→ Direction: Check each line of the entries below for the string "ἐκτὸς"; copy every line where it appears.

→ Extracted records:
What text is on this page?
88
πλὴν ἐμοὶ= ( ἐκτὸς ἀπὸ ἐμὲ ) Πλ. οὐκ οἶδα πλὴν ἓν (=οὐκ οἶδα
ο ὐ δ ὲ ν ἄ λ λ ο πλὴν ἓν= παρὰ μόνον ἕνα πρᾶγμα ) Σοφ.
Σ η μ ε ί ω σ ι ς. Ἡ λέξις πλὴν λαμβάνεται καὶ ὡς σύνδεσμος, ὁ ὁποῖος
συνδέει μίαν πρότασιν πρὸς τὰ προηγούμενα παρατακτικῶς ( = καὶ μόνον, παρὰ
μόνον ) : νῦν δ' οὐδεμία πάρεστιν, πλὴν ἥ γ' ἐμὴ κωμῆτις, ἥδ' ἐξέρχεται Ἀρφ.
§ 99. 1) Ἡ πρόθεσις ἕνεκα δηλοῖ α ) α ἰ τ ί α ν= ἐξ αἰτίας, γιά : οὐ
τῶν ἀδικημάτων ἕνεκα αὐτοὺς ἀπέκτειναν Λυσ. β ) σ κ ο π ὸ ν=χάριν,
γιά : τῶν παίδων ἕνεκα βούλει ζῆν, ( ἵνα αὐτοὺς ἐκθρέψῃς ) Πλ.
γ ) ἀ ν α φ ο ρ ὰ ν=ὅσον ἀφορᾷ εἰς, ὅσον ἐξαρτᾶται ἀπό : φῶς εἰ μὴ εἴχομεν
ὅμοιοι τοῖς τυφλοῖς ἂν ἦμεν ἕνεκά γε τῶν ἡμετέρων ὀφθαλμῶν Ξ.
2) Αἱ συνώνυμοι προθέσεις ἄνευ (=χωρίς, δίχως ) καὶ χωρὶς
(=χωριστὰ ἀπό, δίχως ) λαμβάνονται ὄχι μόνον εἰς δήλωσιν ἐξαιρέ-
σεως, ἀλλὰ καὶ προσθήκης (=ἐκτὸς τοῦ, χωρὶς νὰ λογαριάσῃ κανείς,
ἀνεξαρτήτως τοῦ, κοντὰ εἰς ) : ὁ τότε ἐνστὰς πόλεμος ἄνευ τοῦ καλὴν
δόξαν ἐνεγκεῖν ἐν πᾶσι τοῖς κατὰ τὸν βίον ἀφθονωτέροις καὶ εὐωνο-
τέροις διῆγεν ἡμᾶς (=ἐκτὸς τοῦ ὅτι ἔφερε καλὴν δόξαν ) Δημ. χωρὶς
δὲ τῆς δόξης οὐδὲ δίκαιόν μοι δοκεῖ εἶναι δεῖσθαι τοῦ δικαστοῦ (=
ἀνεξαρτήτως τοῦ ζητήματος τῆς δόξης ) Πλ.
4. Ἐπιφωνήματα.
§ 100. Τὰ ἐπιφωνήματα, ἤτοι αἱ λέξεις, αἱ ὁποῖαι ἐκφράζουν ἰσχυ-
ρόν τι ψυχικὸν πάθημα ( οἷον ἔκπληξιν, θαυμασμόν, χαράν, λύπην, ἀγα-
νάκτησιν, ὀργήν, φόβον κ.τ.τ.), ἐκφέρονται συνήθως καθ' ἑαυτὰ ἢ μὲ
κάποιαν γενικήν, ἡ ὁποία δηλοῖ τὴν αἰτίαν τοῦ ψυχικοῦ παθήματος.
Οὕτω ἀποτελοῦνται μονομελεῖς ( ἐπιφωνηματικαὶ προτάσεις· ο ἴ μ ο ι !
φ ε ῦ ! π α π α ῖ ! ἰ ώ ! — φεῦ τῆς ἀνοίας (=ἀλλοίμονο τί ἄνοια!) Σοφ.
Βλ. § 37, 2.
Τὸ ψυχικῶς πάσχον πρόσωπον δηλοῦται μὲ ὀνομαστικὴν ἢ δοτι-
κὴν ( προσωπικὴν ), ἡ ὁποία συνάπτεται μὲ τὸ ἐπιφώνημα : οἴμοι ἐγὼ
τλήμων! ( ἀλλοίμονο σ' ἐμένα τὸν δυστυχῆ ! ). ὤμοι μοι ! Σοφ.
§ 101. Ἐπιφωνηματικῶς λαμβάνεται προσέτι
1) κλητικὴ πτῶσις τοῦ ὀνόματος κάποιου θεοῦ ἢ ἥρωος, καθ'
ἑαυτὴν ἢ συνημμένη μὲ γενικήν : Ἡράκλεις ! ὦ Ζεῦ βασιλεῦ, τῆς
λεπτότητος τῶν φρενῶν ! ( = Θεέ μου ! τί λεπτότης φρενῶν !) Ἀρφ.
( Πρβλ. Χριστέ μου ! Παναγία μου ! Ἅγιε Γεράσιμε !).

* * *

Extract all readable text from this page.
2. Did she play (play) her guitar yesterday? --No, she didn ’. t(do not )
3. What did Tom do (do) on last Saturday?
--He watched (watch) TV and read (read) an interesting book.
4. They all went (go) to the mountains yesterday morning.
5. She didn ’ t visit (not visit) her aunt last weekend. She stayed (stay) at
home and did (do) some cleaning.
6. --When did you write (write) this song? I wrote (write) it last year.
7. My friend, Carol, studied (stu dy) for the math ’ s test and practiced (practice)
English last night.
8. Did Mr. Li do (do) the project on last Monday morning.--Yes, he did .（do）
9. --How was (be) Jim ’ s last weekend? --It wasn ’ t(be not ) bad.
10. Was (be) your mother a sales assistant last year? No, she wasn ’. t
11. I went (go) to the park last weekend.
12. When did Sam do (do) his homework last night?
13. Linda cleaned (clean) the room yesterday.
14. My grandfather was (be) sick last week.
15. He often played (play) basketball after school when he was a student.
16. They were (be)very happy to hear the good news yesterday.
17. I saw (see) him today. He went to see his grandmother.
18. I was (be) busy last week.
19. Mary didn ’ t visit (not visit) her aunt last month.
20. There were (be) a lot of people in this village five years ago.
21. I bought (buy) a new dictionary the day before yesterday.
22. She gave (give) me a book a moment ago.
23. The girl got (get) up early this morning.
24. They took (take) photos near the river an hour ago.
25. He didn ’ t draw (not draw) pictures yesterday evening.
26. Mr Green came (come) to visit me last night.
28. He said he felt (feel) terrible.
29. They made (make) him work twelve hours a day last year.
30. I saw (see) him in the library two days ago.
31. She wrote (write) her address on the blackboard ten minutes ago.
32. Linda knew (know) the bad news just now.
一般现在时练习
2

→ Written response:
πλὴν ἐμοὶ= ( ἐκτὸς ἀπὸ ἐμὲ ) Πλ. οὐκ οἶδα πλὴν ἓν (=οὐκ οἶδα
σεως, ἀλλὰ καὶ προσθήκης (=ἐκτὸς τοῦ, χωρὶς νὰ λογαριάσῃ κανείς,
τέροις διῆγεν ἡμᾶς (=ἐκτὸς τοῦ ὅτι ἔφερε καλὴν δόξαν ) Δημ. χωρὶς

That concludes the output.